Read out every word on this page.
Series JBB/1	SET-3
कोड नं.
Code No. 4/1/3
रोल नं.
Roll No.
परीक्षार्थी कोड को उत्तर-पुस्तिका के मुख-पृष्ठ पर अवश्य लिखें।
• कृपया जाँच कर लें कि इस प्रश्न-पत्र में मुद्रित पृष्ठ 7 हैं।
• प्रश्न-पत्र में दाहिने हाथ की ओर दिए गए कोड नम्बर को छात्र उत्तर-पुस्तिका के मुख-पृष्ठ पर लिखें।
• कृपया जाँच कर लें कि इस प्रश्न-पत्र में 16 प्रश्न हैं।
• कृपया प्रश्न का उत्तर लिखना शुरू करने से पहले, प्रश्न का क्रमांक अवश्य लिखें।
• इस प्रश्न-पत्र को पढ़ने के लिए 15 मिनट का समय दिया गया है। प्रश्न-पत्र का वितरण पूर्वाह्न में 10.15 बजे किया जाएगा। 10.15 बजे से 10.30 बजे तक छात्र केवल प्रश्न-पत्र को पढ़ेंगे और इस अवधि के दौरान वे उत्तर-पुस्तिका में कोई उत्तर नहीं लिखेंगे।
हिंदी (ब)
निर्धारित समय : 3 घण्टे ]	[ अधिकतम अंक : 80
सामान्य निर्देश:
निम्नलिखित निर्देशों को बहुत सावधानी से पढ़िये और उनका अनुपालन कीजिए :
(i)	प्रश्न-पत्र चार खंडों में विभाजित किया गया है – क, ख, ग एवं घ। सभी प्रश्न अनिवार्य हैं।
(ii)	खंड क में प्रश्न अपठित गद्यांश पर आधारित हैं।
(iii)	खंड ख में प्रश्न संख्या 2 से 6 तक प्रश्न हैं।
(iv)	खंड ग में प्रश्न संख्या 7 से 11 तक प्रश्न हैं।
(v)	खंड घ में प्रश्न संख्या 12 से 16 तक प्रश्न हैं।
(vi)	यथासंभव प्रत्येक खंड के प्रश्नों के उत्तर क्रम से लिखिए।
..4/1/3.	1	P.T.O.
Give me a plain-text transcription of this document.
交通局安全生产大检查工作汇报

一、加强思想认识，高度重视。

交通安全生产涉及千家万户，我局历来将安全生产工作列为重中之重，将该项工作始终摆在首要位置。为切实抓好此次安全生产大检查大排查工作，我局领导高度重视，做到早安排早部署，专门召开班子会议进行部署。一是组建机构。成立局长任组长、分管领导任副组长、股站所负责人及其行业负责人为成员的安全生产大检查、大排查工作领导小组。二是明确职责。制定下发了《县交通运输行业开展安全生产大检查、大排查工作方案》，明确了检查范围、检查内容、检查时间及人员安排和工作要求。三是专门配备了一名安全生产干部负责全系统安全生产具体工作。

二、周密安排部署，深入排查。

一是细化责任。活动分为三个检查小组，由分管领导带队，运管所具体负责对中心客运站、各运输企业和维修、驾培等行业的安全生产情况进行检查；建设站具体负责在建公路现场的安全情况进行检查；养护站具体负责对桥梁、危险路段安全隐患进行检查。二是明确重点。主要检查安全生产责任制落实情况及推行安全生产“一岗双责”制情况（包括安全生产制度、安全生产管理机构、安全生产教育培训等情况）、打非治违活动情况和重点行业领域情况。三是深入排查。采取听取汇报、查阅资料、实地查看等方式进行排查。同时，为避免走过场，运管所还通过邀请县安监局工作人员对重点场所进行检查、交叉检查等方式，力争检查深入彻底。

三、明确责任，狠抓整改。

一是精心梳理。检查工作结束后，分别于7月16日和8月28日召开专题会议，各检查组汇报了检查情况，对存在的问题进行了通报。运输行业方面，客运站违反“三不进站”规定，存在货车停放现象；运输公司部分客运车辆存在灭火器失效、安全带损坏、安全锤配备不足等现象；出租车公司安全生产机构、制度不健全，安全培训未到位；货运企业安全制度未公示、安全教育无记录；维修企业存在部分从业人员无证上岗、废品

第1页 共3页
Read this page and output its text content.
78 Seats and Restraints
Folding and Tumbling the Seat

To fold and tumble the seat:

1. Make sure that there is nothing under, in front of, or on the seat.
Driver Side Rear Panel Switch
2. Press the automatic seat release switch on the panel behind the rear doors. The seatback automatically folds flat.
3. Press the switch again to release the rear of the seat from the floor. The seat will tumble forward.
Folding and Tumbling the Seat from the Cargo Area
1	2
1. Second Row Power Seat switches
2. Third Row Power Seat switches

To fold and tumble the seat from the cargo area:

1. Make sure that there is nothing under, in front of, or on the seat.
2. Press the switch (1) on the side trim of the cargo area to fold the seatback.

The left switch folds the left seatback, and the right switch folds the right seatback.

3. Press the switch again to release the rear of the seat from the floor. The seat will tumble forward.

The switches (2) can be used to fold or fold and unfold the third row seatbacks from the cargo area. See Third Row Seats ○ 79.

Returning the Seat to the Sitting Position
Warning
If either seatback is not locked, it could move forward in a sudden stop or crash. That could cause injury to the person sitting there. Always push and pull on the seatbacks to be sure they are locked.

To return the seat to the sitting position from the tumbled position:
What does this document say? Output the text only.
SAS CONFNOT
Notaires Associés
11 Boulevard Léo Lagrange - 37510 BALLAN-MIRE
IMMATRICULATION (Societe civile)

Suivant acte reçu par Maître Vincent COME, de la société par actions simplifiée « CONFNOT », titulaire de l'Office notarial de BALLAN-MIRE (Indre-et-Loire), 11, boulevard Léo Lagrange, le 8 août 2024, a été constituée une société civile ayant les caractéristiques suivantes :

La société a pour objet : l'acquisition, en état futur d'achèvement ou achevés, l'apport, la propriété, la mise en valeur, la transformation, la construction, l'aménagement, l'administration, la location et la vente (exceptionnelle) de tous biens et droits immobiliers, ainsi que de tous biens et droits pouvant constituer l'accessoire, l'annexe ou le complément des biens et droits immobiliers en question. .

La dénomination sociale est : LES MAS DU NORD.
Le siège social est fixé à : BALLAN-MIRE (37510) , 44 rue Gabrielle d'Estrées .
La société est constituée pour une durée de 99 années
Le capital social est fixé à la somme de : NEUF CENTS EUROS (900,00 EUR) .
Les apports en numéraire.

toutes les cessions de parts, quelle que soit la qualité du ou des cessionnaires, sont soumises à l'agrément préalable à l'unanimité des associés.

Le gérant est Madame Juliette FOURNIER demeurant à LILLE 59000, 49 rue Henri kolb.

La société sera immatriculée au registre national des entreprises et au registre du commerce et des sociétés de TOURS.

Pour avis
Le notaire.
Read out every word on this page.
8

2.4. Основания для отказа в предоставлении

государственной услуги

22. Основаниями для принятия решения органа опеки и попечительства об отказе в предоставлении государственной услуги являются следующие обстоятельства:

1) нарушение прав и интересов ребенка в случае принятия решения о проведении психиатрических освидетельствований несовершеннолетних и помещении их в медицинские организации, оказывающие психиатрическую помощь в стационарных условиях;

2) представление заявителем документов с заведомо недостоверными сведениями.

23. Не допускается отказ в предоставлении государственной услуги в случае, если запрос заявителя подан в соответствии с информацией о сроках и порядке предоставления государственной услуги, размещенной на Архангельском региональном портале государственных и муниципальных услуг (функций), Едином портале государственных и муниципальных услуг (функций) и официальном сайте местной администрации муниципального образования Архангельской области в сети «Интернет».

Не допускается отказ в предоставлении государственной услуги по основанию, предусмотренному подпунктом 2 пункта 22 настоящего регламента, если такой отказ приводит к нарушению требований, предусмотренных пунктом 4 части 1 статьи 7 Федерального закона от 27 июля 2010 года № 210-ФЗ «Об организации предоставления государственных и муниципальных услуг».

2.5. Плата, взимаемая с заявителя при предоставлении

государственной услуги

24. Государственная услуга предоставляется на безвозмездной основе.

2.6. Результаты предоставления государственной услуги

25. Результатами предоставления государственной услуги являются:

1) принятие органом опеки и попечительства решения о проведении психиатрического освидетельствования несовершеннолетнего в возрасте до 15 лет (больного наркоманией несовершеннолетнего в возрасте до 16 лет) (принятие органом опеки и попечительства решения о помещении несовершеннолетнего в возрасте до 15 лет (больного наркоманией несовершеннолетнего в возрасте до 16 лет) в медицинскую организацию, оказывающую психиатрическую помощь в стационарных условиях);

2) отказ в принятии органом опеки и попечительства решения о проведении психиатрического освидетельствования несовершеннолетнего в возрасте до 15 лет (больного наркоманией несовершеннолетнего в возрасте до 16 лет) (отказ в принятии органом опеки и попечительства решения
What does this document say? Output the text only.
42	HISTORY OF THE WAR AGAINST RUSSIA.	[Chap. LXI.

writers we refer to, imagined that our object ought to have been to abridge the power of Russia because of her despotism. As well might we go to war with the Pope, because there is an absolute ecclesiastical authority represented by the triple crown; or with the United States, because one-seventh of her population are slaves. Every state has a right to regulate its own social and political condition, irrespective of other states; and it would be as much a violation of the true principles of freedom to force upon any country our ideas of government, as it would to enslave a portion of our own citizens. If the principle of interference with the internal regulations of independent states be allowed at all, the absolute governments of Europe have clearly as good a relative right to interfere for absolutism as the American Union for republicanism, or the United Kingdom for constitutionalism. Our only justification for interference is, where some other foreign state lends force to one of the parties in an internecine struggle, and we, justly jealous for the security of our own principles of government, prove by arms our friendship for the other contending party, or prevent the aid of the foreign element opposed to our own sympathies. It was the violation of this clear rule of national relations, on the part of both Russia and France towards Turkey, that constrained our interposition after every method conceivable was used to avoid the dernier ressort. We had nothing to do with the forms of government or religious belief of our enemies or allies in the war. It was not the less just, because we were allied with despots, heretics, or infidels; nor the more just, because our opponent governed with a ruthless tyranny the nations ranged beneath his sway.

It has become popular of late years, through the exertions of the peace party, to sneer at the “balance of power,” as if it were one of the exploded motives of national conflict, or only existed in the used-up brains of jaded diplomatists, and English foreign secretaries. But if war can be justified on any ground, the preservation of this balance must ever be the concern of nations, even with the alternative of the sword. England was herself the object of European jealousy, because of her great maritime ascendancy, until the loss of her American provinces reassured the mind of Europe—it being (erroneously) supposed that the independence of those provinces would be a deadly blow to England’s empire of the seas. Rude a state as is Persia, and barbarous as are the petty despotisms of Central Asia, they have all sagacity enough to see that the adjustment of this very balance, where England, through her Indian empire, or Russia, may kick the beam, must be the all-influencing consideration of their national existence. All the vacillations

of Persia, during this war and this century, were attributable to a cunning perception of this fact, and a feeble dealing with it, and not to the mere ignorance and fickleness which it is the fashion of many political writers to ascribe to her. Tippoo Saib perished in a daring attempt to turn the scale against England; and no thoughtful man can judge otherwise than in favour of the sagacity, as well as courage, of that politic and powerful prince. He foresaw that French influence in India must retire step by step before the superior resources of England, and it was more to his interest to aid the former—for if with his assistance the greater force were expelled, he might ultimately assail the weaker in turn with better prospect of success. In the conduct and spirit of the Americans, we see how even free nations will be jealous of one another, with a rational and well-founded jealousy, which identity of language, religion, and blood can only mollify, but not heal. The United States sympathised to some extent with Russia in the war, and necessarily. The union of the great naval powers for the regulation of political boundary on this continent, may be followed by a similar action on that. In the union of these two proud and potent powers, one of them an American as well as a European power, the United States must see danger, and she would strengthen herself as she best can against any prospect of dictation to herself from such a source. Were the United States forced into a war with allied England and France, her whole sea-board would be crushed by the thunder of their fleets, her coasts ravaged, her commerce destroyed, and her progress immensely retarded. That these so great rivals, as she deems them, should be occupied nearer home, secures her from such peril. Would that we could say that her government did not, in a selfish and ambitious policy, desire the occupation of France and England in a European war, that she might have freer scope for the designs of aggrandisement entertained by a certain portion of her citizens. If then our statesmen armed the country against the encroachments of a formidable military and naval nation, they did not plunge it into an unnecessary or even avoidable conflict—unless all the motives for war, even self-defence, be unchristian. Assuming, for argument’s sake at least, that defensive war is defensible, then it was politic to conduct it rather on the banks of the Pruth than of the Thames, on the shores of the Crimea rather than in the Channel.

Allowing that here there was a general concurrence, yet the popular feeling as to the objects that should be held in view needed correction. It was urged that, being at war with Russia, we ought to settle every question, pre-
......
> **Job**
Pick out the lines above that hold the string "если" and show them.

> **Full solution**
23. Не допускается отказ в предоставлении государственной услуги в случае, если запрос заявителя подан в соответствии с информацией о сроках и порядке предоставления государственной услуги, размещенной на Архангельском региональном портале государственных и муниципальных услуг (функций), Едином портале государственных и муниципальных услуг (функций) и официальном сайте местной администрации муниципального образования Архангельской области в сети «Интернет».
Не допускается отказ в предоставлении государственной услуги по основанию, предусмотренному подпунктом 2 пункта 22 настоящего регламента, если такой отказ приводит к нарушению требований, предусмотренных пунктом 4 части 1 статьи 7 Федерального закона от 27 июля 2010 года № 210-ФЗ «Об организации предоставления государственных и муниципальных услуг».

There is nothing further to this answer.